What the task asks
Images embedded in the records are excluded; print everything else exactly as given.

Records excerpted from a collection
++++++++

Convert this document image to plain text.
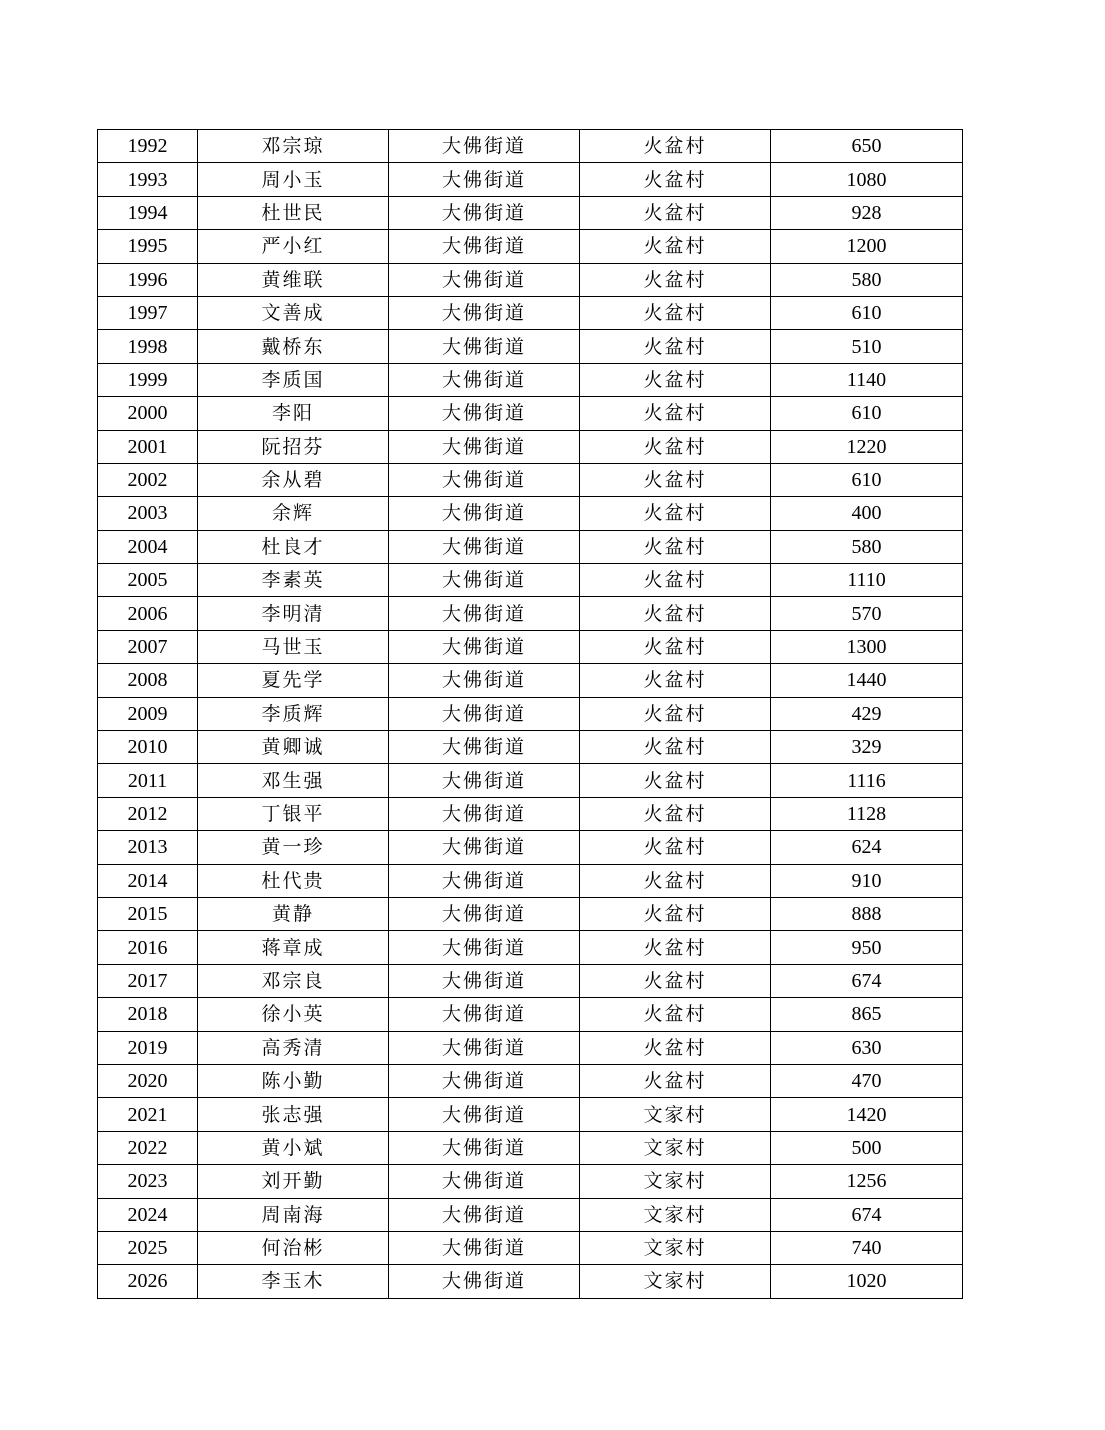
1992	邓宗琼	大佛街道	火盆村	650
1993	周小玉	大佛街道	火盆村	1080
1994	杜世民	大佛街道	火盆村	928
1995	严小红	大佛街道	火盆村	1200
1996	黄维联	大佛街道	火盆村	580
1997	文善成	大佛街道	火盆村	610
1998	戴桥东	大佛街道	火盆村	510
1999	李质国	大佛街道	火盆村	1140
2000	李阳	大佛街道	火盆村	610
2001	阮招芬	大佛街道	火盆村	1220
2002	余从碧	大佛街道	火盆村	610
2003	余辉	大佛街道	火盆村	400
2004	杜良才	大佛街道	火盆村	580
2005	李素英	大佛街道	火盆村	1110
2006	李明清	大佛街道	火盆村	570
2007	马世玉	大佛街道	火盆村	1300
2008	夏先学	大佛街道	火盆村	1440
2009	李质辉	大佛街道	火盆村	429
2010	黄卿诚	大佛街道	火盆村	329
2011	邓生强	大佛街道	火盆村	1116
2012	丁银平	大佛街道	火盆村	1128
2013	黄一珍	大佛街道	火盆村	624
2014	杜代贵	大佛街道	火盆村	910
2015	黄静	大佛街道	火盆村	888
2016	蒋章成	大佛街道	火盆村	950
2017	邓宗良	大佛街道	火盆村	674
2018	徐小英	大佛街道	火盆村	865
2019	高秀清	大佛街道	火盆村	630
2020	陈小勤	大佛街道	火盆村	470
2021	张志强	大佛街道	文家村	1420
2022	黄小斌	大佛街道	文家村	500
2023	刘开勤	大佛街道	文家村	1256
2024	周南海	大佛街道	文家村	674
2025	何治彬	大佛街道	文家村	740
2026	李玉木	大佛街道	文家村	1020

++++++++

Answer to this problem
Convert this document image to plain text.
1992	邓宗琼	大佛街道	火盆村	650
1993	周小玉	大佛街道	火盆村	1080
1994	杜世民	大佛街道	火盆村	928
1995	严小红	大佛街道	火盆村	1200
1996	黄维联	大佛街道	火盆村	580
1997	文善成	大佛街道	火盆村	610
1998	戴桥东	大佛街道	火盆村	510
1999	李质国	大佛街道	火盆村	1140
2000	李阳	大佛街道	火盆村	610
2001	阮招芬	大佛街道	火盆村	1220
2002	余从碧	大佛街道	火盆村	610
2003	余辉	大佛街道	火盆村	400
2004	杜良才	大佛街道	火盆村	580
2005	李素英	大佛街道	火盆村	1110
2006	李明清	大佛街道	火盆村	570
2007	马世玉	大佛街道	火盆村	1300
2008	夏先学	大佛街道	火盆村	1440
2009	李质辉	大佛街道	火盆村	429
2010	黄卿诚	大佛街道	火盆村	329
2011	邓生强	大佛街道	火盆村	1116
2012	丁银平	大佛街道	火盆村	1128
2013	黄一珍	大佛街道	火盆村	624
2014	杜代贵	大佛街道	火盆村	910
2015	黄静	大佛街道	火盆村	888
2016	蒋章成	大佛街道	火盆村	950
2017	邓宗良	大佛街道	火盆村	674
2018	徐小英	大佛街道	火盆村	865
2019	高秀清	大佛街道	火盆村	630
2020	陈小勤	大佛街道	火盆村	470
2021	张志强	大佛街道	文家村	1420
2022	黄小斌	大佛街道	文家村	500
2023	刘开勤	大佛街道	文家村	1256
2024	周南海	大佛街道	文家村	674
2025	何治彬	大佛街道	文家村	740
2026	李玉木	大佛街道	文家村	1020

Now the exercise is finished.